> **Given data**:
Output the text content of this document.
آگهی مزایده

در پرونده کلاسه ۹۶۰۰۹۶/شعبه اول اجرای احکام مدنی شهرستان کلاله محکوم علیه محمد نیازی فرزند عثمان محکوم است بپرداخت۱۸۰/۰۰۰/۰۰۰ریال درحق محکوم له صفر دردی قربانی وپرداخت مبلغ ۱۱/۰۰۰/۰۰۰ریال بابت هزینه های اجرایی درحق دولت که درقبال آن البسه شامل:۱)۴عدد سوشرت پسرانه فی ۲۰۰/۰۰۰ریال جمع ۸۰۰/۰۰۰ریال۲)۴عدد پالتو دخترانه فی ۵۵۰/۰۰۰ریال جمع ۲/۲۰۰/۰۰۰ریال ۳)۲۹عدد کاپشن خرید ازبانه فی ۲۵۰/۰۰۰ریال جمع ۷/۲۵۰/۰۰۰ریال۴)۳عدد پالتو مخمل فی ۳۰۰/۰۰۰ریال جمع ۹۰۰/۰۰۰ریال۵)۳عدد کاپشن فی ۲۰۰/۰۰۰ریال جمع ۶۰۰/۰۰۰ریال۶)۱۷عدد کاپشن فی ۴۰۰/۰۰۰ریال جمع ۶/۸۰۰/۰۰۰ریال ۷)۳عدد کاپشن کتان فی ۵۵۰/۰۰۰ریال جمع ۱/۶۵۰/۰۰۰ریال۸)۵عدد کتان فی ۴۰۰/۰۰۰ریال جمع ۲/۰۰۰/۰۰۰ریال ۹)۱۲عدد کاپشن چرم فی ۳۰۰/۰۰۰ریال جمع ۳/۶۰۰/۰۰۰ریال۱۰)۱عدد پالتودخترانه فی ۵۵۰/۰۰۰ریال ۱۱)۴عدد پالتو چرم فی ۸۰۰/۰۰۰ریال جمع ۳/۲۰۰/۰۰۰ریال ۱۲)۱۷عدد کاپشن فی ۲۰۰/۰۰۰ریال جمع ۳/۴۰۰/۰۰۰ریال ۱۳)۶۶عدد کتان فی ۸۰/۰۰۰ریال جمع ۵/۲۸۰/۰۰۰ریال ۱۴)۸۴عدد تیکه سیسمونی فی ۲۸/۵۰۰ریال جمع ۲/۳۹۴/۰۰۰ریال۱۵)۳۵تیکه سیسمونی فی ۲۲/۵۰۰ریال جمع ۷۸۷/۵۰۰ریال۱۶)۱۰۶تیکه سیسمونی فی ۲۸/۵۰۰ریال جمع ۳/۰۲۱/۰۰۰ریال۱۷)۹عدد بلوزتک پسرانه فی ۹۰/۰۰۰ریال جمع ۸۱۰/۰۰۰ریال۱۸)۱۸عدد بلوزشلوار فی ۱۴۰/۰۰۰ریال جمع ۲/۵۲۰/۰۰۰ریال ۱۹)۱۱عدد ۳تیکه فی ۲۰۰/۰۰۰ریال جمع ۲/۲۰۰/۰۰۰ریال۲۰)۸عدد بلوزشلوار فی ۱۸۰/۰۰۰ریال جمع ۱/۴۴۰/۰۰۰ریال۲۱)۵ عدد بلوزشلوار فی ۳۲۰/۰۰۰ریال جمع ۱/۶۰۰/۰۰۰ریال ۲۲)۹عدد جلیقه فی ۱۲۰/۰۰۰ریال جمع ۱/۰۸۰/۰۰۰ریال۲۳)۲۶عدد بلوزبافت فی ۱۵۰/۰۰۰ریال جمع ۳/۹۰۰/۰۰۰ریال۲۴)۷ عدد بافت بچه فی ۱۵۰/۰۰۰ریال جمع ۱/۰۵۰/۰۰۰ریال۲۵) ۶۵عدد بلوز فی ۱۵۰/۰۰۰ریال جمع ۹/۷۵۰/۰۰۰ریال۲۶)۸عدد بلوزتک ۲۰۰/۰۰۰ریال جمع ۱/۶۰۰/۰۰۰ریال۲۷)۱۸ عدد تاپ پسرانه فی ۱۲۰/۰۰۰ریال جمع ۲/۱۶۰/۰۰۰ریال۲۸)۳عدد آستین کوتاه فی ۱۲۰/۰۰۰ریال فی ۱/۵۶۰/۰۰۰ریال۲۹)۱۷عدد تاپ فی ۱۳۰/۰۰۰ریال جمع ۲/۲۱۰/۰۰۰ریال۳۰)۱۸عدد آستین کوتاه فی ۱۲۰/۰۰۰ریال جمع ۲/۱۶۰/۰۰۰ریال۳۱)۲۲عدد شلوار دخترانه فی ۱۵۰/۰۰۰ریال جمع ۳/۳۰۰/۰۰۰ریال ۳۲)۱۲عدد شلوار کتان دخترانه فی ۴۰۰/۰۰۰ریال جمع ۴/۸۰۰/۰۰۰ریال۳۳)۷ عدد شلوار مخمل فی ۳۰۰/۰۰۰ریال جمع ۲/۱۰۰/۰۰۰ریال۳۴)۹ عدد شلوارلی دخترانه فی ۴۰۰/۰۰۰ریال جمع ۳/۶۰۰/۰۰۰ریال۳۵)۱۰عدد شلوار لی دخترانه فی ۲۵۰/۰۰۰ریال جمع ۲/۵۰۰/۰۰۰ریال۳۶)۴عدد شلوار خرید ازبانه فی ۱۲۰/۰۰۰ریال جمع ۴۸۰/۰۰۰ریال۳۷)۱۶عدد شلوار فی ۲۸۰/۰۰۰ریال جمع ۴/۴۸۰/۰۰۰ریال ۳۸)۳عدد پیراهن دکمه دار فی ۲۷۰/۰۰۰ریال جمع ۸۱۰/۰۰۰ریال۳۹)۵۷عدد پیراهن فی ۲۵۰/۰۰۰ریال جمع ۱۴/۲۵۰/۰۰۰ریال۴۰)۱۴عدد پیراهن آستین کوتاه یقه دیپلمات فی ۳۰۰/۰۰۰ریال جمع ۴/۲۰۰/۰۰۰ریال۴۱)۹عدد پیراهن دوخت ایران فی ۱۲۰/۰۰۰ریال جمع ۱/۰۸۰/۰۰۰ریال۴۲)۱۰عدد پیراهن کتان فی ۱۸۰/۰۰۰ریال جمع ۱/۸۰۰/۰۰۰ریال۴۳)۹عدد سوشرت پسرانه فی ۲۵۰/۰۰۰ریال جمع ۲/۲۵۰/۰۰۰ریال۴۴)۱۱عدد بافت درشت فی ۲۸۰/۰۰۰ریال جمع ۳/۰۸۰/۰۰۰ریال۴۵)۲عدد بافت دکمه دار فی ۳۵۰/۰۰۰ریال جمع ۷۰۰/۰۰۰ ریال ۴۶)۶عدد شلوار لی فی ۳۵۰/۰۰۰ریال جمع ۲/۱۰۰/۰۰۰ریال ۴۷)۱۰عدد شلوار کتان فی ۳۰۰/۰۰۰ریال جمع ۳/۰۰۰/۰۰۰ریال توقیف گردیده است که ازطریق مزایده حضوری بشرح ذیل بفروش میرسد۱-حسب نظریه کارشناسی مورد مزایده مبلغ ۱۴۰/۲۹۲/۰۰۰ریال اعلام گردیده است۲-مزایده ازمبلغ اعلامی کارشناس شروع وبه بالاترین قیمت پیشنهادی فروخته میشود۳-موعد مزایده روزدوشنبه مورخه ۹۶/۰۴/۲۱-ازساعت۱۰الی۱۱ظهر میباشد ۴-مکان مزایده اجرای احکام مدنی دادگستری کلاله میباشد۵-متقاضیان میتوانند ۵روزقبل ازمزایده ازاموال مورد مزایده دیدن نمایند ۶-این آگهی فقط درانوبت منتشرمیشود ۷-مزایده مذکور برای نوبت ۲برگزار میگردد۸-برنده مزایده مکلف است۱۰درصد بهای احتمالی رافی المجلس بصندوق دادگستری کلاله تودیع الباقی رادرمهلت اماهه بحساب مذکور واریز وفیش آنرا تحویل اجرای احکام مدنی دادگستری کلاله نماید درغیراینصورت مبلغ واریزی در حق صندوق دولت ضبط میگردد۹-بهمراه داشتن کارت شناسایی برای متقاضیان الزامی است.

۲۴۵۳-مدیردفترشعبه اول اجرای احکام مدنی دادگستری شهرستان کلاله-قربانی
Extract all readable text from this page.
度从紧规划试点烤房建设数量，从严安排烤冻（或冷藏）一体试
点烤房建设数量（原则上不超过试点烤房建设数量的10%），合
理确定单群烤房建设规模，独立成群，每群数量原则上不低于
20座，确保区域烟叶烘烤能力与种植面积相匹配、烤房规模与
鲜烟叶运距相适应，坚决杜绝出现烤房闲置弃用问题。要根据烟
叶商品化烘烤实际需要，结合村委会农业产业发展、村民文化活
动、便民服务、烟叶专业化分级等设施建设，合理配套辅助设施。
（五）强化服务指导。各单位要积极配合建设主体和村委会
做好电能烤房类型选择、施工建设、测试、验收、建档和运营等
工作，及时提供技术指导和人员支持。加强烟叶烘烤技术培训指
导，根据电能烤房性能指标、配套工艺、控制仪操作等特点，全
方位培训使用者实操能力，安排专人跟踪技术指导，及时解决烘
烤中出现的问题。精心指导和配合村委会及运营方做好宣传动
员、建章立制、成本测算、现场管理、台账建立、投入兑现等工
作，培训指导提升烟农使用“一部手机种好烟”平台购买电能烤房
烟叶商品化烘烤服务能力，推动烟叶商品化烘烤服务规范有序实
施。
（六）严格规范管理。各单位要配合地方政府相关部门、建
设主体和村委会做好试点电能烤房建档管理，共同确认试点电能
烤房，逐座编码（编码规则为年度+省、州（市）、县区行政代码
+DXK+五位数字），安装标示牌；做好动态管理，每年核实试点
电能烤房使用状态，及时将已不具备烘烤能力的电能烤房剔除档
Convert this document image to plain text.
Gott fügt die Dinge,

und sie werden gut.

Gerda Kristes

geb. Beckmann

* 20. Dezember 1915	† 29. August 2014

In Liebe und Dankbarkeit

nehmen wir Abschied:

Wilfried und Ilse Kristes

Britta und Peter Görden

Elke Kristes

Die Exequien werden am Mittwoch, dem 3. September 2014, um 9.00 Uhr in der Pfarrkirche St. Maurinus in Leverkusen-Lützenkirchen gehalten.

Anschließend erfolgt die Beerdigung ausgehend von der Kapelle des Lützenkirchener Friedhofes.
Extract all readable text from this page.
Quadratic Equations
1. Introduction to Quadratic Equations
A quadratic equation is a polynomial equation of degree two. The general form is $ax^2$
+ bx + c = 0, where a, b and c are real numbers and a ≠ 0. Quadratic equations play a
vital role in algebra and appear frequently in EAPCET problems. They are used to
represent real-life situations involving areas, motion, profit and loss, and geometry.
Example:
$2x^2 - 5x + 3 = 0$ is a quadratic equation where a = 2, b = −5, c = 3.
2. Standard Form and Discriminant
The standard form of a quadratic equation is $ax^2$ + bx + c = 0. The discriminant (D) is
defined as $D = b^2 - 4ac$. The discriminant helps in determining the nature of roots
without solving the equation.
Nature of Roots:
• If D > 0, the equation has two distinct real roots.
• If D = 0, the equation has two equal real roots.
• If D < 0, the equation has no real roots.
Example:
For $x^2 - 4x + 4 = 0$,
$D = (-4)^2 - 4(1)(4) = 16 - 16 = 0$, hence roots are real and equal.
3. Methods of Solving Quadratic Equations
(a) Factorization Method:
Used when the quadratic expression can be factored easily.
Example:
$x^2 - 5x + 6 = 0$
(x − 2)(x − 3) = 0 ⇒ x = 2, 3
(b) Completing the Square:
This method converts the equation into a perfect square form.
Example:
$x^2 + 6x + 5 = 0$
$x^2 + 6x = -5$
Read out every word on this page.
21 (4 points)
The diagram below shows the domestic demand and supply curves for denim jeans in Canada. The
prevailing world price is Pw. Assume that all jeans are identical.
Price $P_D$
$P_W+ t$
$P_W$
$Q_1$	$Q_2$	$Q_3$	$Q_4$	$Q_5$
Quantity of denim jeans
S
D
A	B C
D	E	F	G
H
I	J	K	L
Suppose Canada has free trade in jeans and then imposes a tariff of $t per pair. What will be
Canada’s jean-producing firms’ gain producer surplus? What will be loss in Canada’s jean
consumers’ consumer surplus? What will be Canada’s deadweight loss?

> **Exercise details**: Provide the number of lines in the data above that contain the string "text", and nothing else.

> **Response below**: 4